▶ _PROBLEM TO WORK ON_
Present the following data again exactly as it is shown.
=== DATASET ===
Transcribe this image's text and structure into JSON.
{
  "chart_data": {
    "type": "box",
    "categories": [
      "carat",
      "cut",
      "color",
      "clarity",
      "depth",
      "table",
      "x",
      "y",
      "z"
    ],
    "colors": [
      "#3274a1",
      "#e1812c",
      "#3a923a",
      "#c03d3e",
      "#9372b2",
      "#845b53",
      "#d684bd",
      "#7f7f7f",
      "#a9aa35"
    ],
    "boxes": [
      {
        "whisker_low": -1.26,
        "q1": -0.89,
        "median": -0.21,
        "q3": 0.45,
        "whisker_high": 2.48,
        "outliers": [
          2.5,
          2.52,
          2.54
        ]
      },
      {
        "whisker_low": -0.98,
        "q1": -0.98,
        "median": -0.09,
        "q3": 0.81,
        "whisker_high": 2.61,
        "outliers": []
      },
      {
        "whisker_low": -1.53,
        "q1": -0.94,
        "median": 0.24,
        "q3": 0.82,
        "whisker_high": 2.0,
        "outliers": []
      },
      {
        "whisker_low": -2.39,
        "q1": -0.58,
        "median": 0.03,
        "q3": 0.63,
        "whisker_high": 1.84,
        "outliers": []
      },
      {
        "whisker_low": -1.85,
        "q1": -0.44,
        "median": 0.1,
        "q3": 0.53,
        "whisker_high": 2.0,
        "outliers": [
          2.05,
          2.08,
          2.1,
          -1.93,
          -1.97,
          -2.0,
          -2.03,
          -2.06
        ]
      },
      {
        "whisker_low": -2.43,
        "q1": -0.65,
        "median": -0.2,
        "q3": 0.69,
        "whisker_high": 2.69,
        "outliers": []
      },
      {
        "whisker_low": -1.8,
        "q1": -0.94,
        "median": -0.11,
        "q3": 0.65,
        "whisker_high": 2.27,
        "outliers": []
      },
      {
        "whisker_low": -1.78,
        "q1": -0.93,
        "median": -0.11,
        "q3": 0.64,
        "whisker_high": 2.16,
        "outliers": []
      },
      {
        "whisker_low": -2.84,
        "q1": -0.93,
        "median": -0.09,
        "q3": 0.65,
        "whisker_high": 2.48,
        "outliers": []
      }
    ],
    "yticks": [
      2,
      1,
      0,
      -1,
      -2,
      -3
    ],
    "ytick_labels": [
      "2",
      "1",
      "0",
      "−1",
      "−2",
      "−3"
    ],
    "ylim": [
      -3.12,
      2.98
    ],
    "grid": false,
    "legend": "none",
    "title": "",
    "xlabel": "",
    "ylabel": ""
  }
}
===
▶ _REPLY TO THE TASK_
Transcribe this image's text and structure into JSON.
{
  "chart_data": {
    "type": "box",
    "categories": [
      "carat",
      "cut",
      "color",
      "clarity",
      "depth",
      "table",
      "x",
      "y",
      "z"
    ],
    "colors": [
      "#3274a1",
      "#e1812c",
      "#3a923a",
      "#c03d3e",
      "#9372b2",
      "#845b53",
      "#d684bd",
      "#7f7f7f",
      "#a9aa35"
    ],
    "boxes": [
      {
        "whisker_low": -1.26,
        "q1": -0.89,
        "median": -0.21,
        "q3": 0.45,
        "whisker_high": 2.48,
        "outliers": [
          2.5,
          2.52,
          2.54
        ]
      },
      {
        "whisker_low": -0.98,
        "q1": -0.98,
        "median": -0.09,
        "q3": 0.81,
        "whisker_high": 2.61,
        "outliers": []
      },
      {
        "whisker_low": -1.53,
        "q1": -0.94,
        "median": 0.24,
        "q3": 0.82,
        "whisker_high": 2.0,
        "outliers": []
      },
      {
        "whisker_low": -2.39,
        "q1": -0.58,
        "median": 0.03,
        "q3": 0.63,
        "whisker_high": 1.84,
        "outliers": []
      },
      {
        "whisker_low": -1.85,
        "q1": -0.44,
        "median": 0.1,
        "q3": 0.53,
        "whisker_high": 2.0,
        "outliers": [
          2.05,
          2.08,
          2.1,
          -1.93,
          -1.97,
          -2.0,
          -2.03,
          -2.06
        ]
      },
      {
        "whisker_low": -2.43,
        "q1": -0.65,
        "median": -0.2,
        "q3": 0.69,
        "whisker_high": 2.69,
        "outliers": []
      },
      {
        "whisker_low": -1.8,
        "q1": -0.94,
        "median": -0.11,
        "q3": 0.65,
        "whisker_high": 2.27,
        "outliers": []
      },
      {
        "whisker_low": -1.78,
        "q1": -0.93,
        "median": -0.11,
        "q3": 0.64,
        "whisker_high": 2.16,
        "outliers": []
      },
      {
        "whisker_low": -2.84,
        "q1": -0.93,
        "median": -0.09,
        "q3": 0.65,
        "whisker_high": 2.48,
        "outliers": []
      }
    ],
    "yticks": [
      2,
      1,
      0,
      -1,
      -2,
      -3
    ],
    "ytick_labels": [
      "2",
      "1",
      "0",
      "−1",
      "−2",
      "−3"
    ],
    "ylim": [
      -3.12,
      2.98
    ],
    "grid": false,
    "legend": "none",
    "title": "",
    "xlabel": "",
    "ylabel": ""
  }
}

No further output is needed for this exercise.